Extracted data

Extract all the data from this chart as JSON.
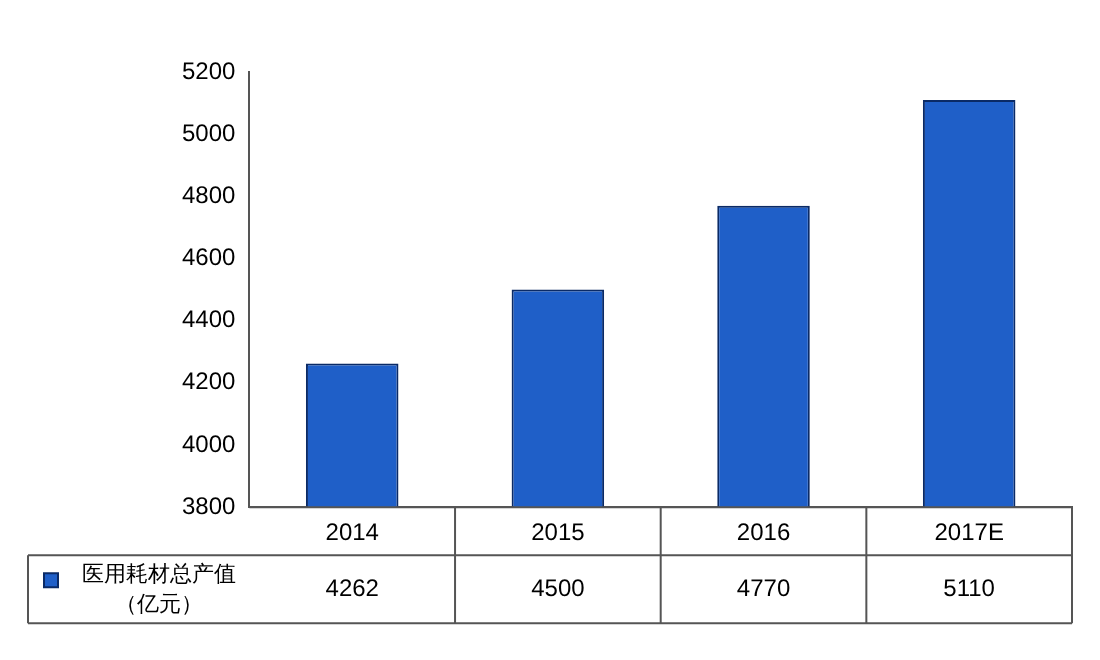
{
  "chart_data": {
    "type": "bar",
    "categories": [
      "2014",
      "2015",
      "2016",
      "2017E"
    ],
    "series": [
      {
        "name": "医用耗材总产值（亿元）",
        "color": "#1f5fc8",
        "values": [
          4262,
          4500,
          4770,
          5110
        ]
      }
    ],
    "ylim": [
      3800,
      5200
    ],
    "yticks": [
      3800,
      4000,
      4200,
      4400,
      4600,
      4800,
      5000,
      5200
    ],
    "grid": false,
    "legend": "bottom",
    "data_labels": true
  }
}
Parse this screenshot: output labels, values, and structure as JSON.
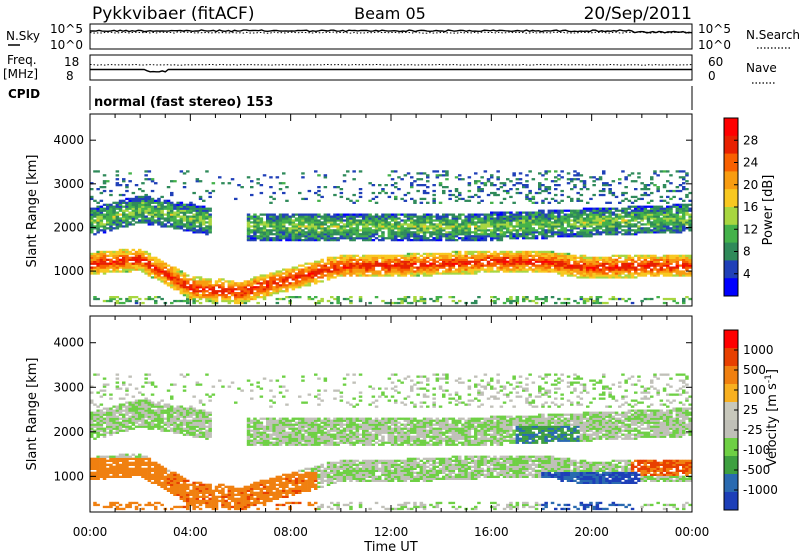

What the task requires
Working from the lines above, reproduce the material exactly and exclude its pictures.

The completed task
Extract all the data from this chart as JSON.
{
  "chart_data": {
    "type": "bar",
    "categories": [
      "2014",
      "2015",
      "2016",
      "2017E"
    ],
    "series": [
      {
        "name": "医用耗材总产值（亿元）",
        "color": "#1f5fc8",
        "values": [
          4262,
          4500,
          4770,
          5110
        ]
      }
    ],
    "ylim": [
      3800,
      5200
    ],
    "yticks": [
      3800,
      4000,
      4200,
      4400,
      4600,
      4800,
      5000,
      5200
    ],
    "grid": false,
    "legend": "bottom",
    "data_labels": true
  }
}
Parse this screenshot: output labels, values, and structure as JSON.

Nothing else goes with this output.